### WRITTEN TASK
Keep the pictures out and restate every record exactly.

----- DATASET RECORDS -----

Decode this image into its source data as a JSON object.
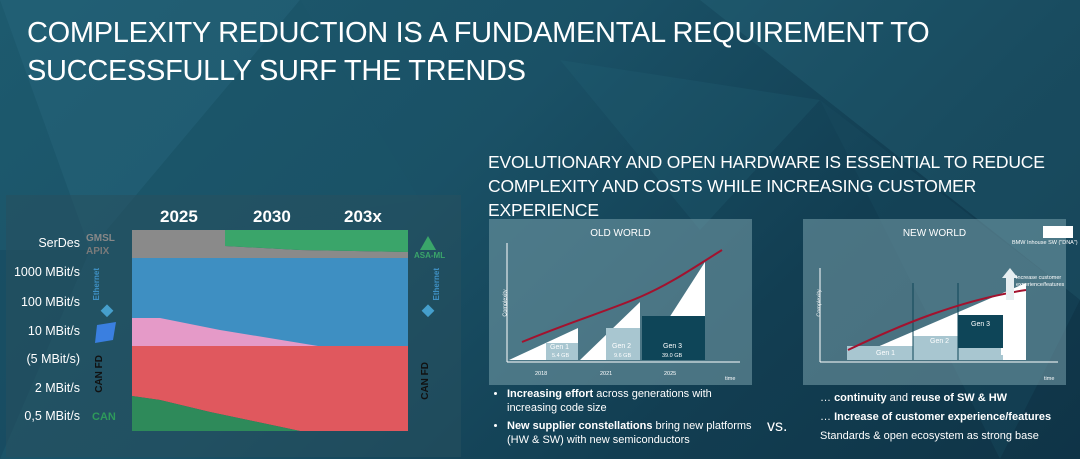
{
  "title": "COMPLEXITY REDUCTION IS A FUNDAMENTAL REQUIREMENT TO SUCCESSFULLY SURF THE TRENDS",
  "subtitle": "EVOLUTIONARY AND OPEN HARDWARE IS ESSENTIAL TO REDUCE COMPLEXITY AND COSTS WHILE INCREASING CUSTOMER EXPERIENCE",
  "left_chart": {
    "years": [
      "2025",
      "2030",
      "203x"
    ],
    "ylabels": [
      "SerDes",
      "1000 MBit/s",
      "100 MBit/s",
      "10 MBit/s",
      "(5 MBit/s)",
      "2 MBit/s",
      "0,5 MBit/s"
    ],
    "logos": {
      "gmsl": "GMSL",
      "apix": "APIX",
      "ethernet_left": "Ethernet",
      "ethernet_right": "Ethernet",
      "can_fd_left": "CAN FD",
      "can_fd_right": "CAN FD",
      "can": "CAN",
      "asa": "ASA-ML"
    },
    "colors": {
      "grey": "#8a8a8a",
      "green": "#3aa56a",
      "blue": "#3e8fc2",
      "pink": "#e59ac8",
      "red": "#e0585e",
      "darkgreen": "#2e8a5a"
    }
  },
  "old_world": {
    "title": "OLD WORLD",
    "yaxis": "Complexity",
    "xaxis": "time",
    "gens": [
      {
        "label": "Gen 1",
        "size": "5.4 GB"
      },
      {
        "label": "Gen 2",
        "size": "9.6 GB"
      },
      {
        "label": "Gen 3",
        "size": "39.0 GB"
      }
    ],
    "years": [
      "2018",
      "2021",
      "2025"
    ]
  },
  "new_world": {
    "title": "NEW WORLD",
    "yaxis": "Complexity",
    "xaxis": "time",
    "legend": "BMW Inhouse SW (\"DNA\")",
    "annotation": "Increase customer experience/features",
    "gens": [
      "Gen 1",
      "Gen 2",
      "Gen 3"
    ]
  },
  "bullets": [
    {
      "bold": "Increasing effort",
      "rest": " across generations with increasing code size"
    },
    {
      "bold": "New supplier constellations",
      "rest": " bring new platforms (HW & SW) with new semiconductors"
    }
  ],
  "vs": "vs.",
  "new_list": [
    {
      "pre": "… ",
      "bold": "continuity",
      "mid": " and ",
      "bold2": "reuse of SW & HW"
    },
    {
      "pre": "… ",
      "bold": "Increase of customer experience/features",
      "mid": "",
      "bold2": ""
    },
    {
      "pre": "",
      "bold": "",
      "mid": "Standards & open ecosystem as strong base",
      "bold2": ""
    }
  ]
}
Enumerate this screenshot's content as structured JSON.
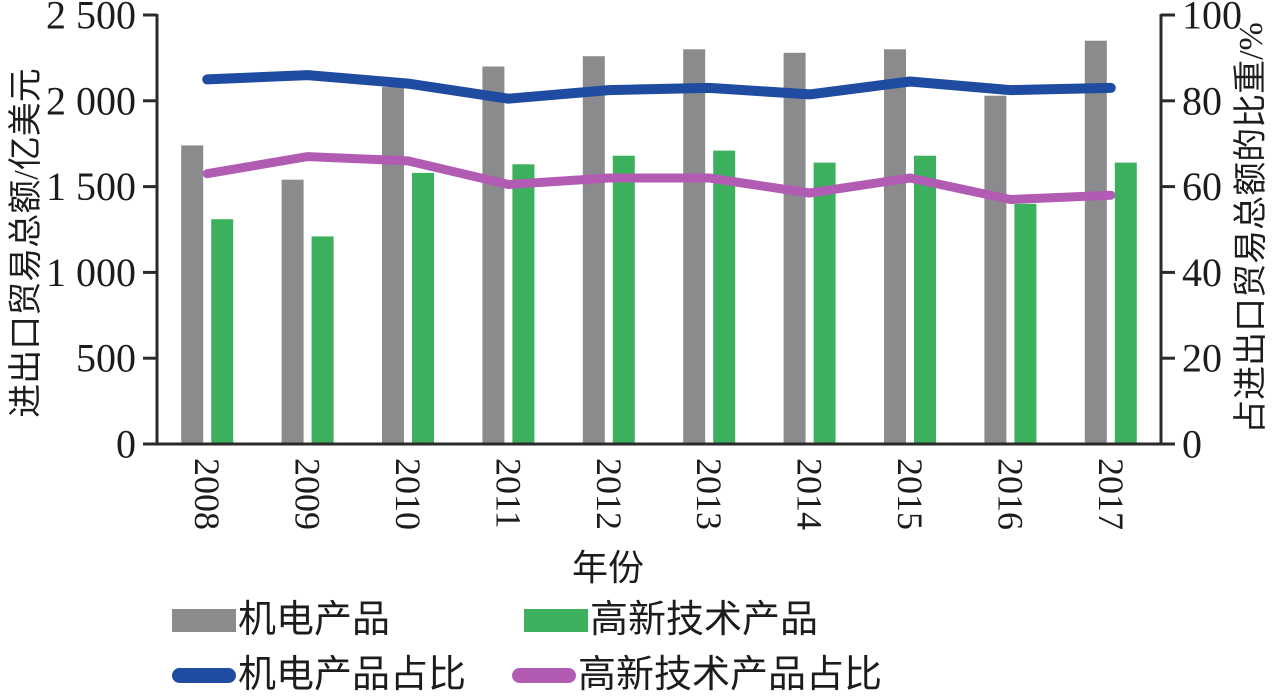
{
  "chart_data": {
    "type": "bar",
    "subtype": "bar-line-combo-dual-axis",
    "title": "",
    "xlabel": "年份",
    "categories": [
      "2008",
      "2009",
      "2010",
      "2011",
      "2012",
      "2013",
      "2014",
      "2015",
      "2016",
      "2017"
    ],
    "left_axis": {
      "label": "进出口贸易总额/亿美元",
      "min": 0,
      "max": 2500,
      "tick_step": 500,
      "tick_labels": [
        "2 500",
        "2 000",
        "1 500",
        "1 000",
        "500",
        "0"
      ]
    },
    "right_axis": {
      "label": "占进出口贸易总额的比重/%",
      "min": 0,
      "max": 100,
      "tick_step": 20,
      "tick_labels": [
        "100",
        "80",
        "60",
        "40",
        "20",
        "0"
      ]
    },
    "bar_series": [
      {
        "name": "机电产品",
        "axis": "left",
        "color": "#8b8b8d",
        "values": [
          1740,
          1540,
          2080,
          2200,
          2260,
          2300,
          2280,
          2300,
          2030,
          2350
        ]
      },
      {
        "name": "高新技术产品",
        "axis": "left",
        "color": "#3db05e",
        "values": [
          1310,
          1210,
          1580,
          1630,
          1680,
          1710,
          1640,
          1680,
          1400,
          1640
        ]
      }
    ],
    "line_series": [
      {
        "name": "机电产品占比",
        "axis": "right",
        "color": "#1f4ba0",
        "values": [
          85,
          86,
          84,
          80.5,
          82.5,
          83,
          81.5,
          84.5,
          82.5,
          83
        ]
      },
      {
        "name": "高新技术产品占比",
        "axis": "right",
        "color": "#b25bb3",
        "values": [
          63,
          67,
          66,
          60.5,
          62,
          62,
          58.5,
          62,
          57,
          58
        ]
      }
    ],
    "legend_position": "bottom",
    "grid": false,
    "axis_color": "#2a2a2a",
    "text_color": "#1c1c1c"
  }
}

-----

### RESULT OF THIS TASK
Decode this image into its source data as a JSON object.
{
  "title": "COMPLEXITY REDUCTION IS A FUNDAMENTAL REQUIREMENT TO SUCCESSFULLY SURF THE TRENDS",
  "subtitle": "EVOLUTIONARY AND OPEN HARDWARE IS ESSENTIAL TO REDUCE COMPLEXITY AND COSTS WHILE INCREASING CUSTOMER EXPERIENCE",
  "left_chart": {
    "years": [
      "2025",
      "2030",
      "203x"
    ],
    "ylabels": [
      "SerDes",
      "1000 MBit/s",
      "100 MBit/s",
      "10 MBit/s",
      "(5 MBit/s)",
      "2 MBit/s",
      "0,5 MBit/s"
    ],
    "logos": {
      "gmsl": "GMSL",
      "apix": "APIX",
      "ethernet_left": "Ethernet",
      "ethernet_right": "Ethernet",
      "can_fd_left": "CAN FD",
      "can_fd_right": "CAN FD",
      "can": "CAN",
      "asa": "ASA-ML"
    },
    "colors": {
      "grey": "#8a8a8a",
      "green": "#3aa56a",
      "blue": "#3e8fc2",
      "pink": "#e59ac8",
      "red": "#e0585e",
      "darkgreen": "#2e8a5a"
    }
  },
  "old_world": {
    "title": "OLD WORLD",
    "yaxis": "Complexity",
    "xaxis": "time",
    "gens": [
      {
        "label": "Gen 1",
        "size": "5.4 GB"
      },
      {
        "label": "Gen 2",
        "size": "9.6 GB"
      },
      {
        "label": "Gen 3",
        "size": "39.0 GB"
      }
    ],
    "years": [
      "2018",
      "2021",
      "2025"
    ]
  },
  "new_world": {
    "title": "NEW WORLD",
    "yaxis": "Complexity",
    "xaxis": "time",
    "legend": "BMW Inhouse SW (\"DNA\")",
    "annotation": "Increase customer experience/features",
    "gens": [
      "Gen 1",
      "Gen 2",
      "Gen 3"
    ]
  },
  "bullets": [
    {
      "bold": "Increasing effort",
      "rest": " across generations with increasing code size"
    },
    {
      "bold": "New supplier constellations",
      "rest": " bring new platforms (HW & SW) with new semiconductors"
    }
  ],
  "vs": "vs.",
  "new_list": [
    {
      "pre": "… ",
      "bold": "continuity",
      "mid": " and ",
      "bold2": "reuse of SW & HW"
    },
    {
      "pre": "… ",
      "bold": "Increase of customer experience/features",
      "mid": "",
      "bold2": ""
    },
    {
      "pre": "",
      "bold": "",
      "mid": "Standards & open ecosystem as strong base",
      "bold2": ""
    }
  ]
}
Enumerate this screenshot's content as structured JSON.
{
  "chart_data": {
    "type": "bar",
    "subtype": "bar-line-combo-dual-axis",
    "title": "",
    "xlabel": "年份",
    "categories": [
      "2008",
      "2009",
      "2010",
      "2011",
      "2012",
      "2013",
      "2014",
      "2015",
      "2016",
      "2017"
    ],
    "left_axis": {
      "label": "进出口贸易总额/亿美元",
      "min": 0,
      "max": 2500,
      "tick_step": 500,
      "tick_labels": [
        "2 500",
        "2 000",
        "1 500",
        "1 000",
        "500",
        "0"
      ]
    },
    "right_axis": {
      "label": "占进出口贸易总额的比重/%",
      "min": 0,
      "max": 100,
      "tick_step": 20,
      "tick_labels": [
        "100",
        "80",
        "60",
        "40",
        "20",
        "0"
      ]
    },
    "bar_series": [
      {
        "name": "机电产品",
        "axis": "left",
        "color": "#8b8b8d",
        "values": [
          1740,
          1540,
          2080,
          2200,
          2260,
          2300,
          2280,
          2300,
          2030,
          2350
        ]
      },
      {
        "name": "高新技术产品",
        "axis": "left",
        "color": "#3db05e",
        "values": [
          1310,
          1210,
          1580,
          1630,
          1680,
          1710,
          1640,
          1680,
          1400,
          1640
        ]
      }
    ],
    "line_series": [
      {
        "name": "机电产品占比",
        "axis": "right",
        "color": "#1f4ba0",
        "values": [
          85,
          86,
          84,
          80.5,
          82.5,
          83,
          81.5,
          84.5,
          82.5,
          83
        ]
      },
      {
        "name": "高新技术产品占比",
        "axis": "right",
        "color": "#b25bb3",
        "values": [
          63,
          67,
          66,
          60.5,
          62,
          62,
          58.5,
          62,
          57,
          58
        ]
      }
    ],
    "legend_position": "bottom",
    "grid": false,
    "axis_color": "#2a2a2a",
    "text_color": "#1c1c1c"
  }
}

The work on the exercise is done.